__TEXTE EXTRAIT__.

#####

De nombreux pays arabes connaissent
depuis deux ans une vague de bouleversements profonds initiés par le "
printemps Arabe " dont les effets perdurent et dont il est prématuré de
dresser un bilan politique.
Néanmoins,
l'élan démocratique que connaît le Sud de la Méditerranée combiné aux urgences
dictées par la conjoncture fait qu'il est pertinent de s'interroger sur la
réponse à apporter aux défis économiques que doit relever la région dans son
ensemble.
Au
premier chef, la stabilité s'impose à tous comme l'élément central, un
préalable indispensable pour l'ensemble des acteurs économiques d'Afrique du
Nord et leurs partenaires internationaux. Ainsi, il est aujourd'hui clair que
les pays de la région doivent se mettre en situation d'assurer une stabilité pérenne
afin de mobiliser les investissements étrangers et les financements
internationaux nécessaires à la relance de leurs machines économiques et au
rétablissement de leurs équilibres fondamentaux. Ceci est d'autant plus crucial
que les pays ne sont pas tant appréciés de manière statique - selon une
photographie du moment - mais bien selon la dynamique qu'ils présentent, tant
au niveau politique que financier. L'enjeu pour la région est en réalité de
générer de la croissance, de lutter contre le chômage, notamment celui des
jeunes, et de répondre aux fortes attentes sociales afin de produire une
dynamique de confiance permettant aux différents pays de s'engager à nouveau
sur les chemins de l'émergence, qu'ils ambitionnaient d'emprunter avant même le
déclenchement de la crise financière internationale de 2007.

#####

__À FAIRE__.
A. D'après le texte sur le printemps arabe, depuis combien de temps de nombreux pays arabes connaissent-ils une vague de bouleversements profonds ?
B. Expliquez en une à trois phrases pourquoi, selon le texte sur le printemps arabe, il est d'autant plus crucial pour les pays de la région d'assurer une stabilité pérenne.
C. Poursuivez le texte sur le printemps arabe à partir de sa dernière phrase, s'il vous plaît.

__MATÉRIEL__.
#####

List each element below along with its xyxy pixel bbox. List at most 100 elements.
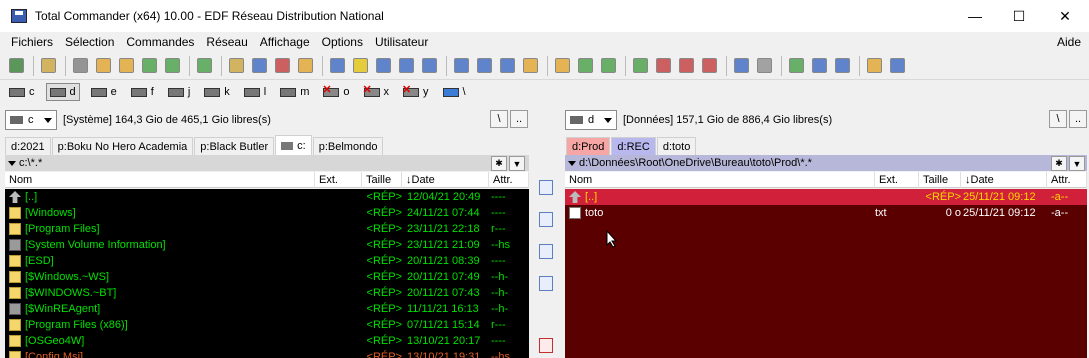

#####

__RÉPONSES PAR TÂCHE__.
A. Depuis deux ans.

B. Ces pays ne sont pas appréciés de manière statique, selon une photographie du moment, mais selon la dynamique qu'ils présentent, tant au niveau politique que financier. Une stabilité durable leur permet donc de mobiliser les investissements étrangers et les financements internationaux nécessaires à la relance de leurs économies.

C.
Cette
crise a contribué à dégrader
sensiblement les comptes publics de plusieurs pays de la Région et à mettre
sous tension les instruments de pilotage de l'économie qui sont à la
disposition des pouvoirs publics. L'installation de la crise dans la durée,
notamment en Europe, pèse aujourd'hui de manière " mécanique " sur la
dynamique de relance économique dans les pays du Maghreb, faisant apparaître
l'impérieuse nécessité d'imaginer des moyens complémentaires de renouer avec
une croissance soutenue.
Croissance endogène
Parmi
ceux ci, le premier d'entre eux est sans conteste le potentiel de croissance
endogène d'une Région mieux intégrée, dans lequel il conviendrait de puiser au
plus vite tant il paraît substantiel. Le choix de l'intégration économique –
qui nécessite une décision politique - pourrait ainsi se matérialiser autour
d'un " pacte de croissance transmaghrébin " qui transcenderait aussi
bien les agendas particuliers que les rivalités de voisinage, au nom d'une
ambition commune et d'un projet fédérateur : une prospérité partagée par tous
et l'instauration d'une société de confiance au Sud de la Méditerranée.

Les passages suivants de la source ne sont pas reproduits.